▶ **Stated problem**
Return every entry exactly.

>> Start

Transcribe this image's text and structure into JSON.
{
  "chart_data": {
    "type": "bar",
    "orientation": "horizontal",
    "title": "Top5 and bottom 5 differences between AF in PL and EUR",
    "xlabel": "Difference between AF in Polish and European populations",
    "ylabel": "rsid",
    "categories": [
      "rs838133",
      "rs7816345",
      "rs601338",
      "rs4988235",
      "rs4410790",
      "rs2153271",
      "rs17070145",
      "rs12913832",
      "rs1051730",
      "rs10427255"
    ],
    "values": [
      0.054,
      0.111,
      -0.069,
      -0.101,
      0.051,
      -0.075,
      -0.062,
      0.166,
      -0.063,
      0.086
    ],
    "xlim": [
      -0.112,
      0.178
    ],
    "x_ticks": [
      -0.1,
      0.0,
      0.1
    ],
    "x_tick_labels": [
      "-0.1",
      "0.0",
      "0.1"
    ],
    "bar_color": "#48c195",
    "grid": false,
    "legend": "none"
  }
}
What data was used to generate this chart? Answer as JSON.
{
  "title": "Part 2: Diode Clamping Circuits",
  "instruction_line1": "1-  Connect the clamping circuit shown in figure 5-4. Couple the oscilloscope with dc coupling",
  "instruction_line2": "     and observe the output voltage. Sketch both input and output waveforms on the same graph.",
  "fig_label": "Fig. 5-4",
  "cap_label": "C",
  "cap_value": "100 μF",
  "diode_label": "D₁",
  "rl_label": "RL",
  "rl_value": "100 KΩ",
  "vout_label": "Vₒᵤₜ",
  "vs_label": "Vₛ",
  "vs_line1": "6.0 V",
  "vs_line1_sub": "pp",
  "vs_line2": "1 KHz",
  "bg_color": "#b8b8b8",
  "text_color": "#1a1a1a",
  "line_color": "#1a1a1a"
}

>> End

▶ **Task result**
Transcribe this image's text and structure into JSON.
{
  "chart_data": {
    "type": "bar",
    "orientation": "horizontal",
    "title": "Top5 and bottom 5 differences between AF in PL and EUR",
    "xlabel": "Difference between AF in Polish and European populations",
    "ylabel": "rsid",
    "categories": [
      "rs838133",
      "rs7816345",
      "rs601338",
      "rs4988235",
      "rs4410790",
      "rs2153271",
      "rs17070145",
      "rs12913832",
      "rs1051730",
      "rs10427255"
    ],
    "values": [
      0.054,
      0.111,
      -0.069,
      -0.101,
      0.051,
      -0.075,
      -0.062,
      0.166,
      -0.063,
      0.086
    ],
    "xlim": [
      -0.112,
      0.178
    ],
    "x_ticks": [
      -0.1,
      0.0,
      0.1
    ],
    "x_tick_labels": [
      "-0.1",
      "0.0",
      "0.1"
    ],
    "bar_color": "#48c195",
    "grid": false,
    "legend": "none"
  }
}
What data was used to generate this chart? Answer as JSON.
{
  "title": "Part 2: Diode Clamping Circuits",
  "instruction_line1": "1-  Connect the clamping circuit shown in figure 5-4. Couple the oscilloscope with dc coupling",
  "instruction_line2": "     and observe the output voltage. Sketch both input and output waveforms on the same graph.",
  "fig_label": "Fig. 5-4",
  "cap_label": "C",
  "cap_value": "100 μF",
  "diode_label": "D₁",
  "rl_label": "RL",
  "rl_value": "100 KΩ",
  "vout_label": "Vₒᵤₜ",
  "vs_label": "Vₛ",
  "vs_line1": "6.0 V",
  "vs_line1_sub": "pp",
  "vs_line2": "1 KHz",
  "bg_color": "#b8b8b8",
  "text_color": "#1a1a1a",
  "line_color": "#1a1a1a"
}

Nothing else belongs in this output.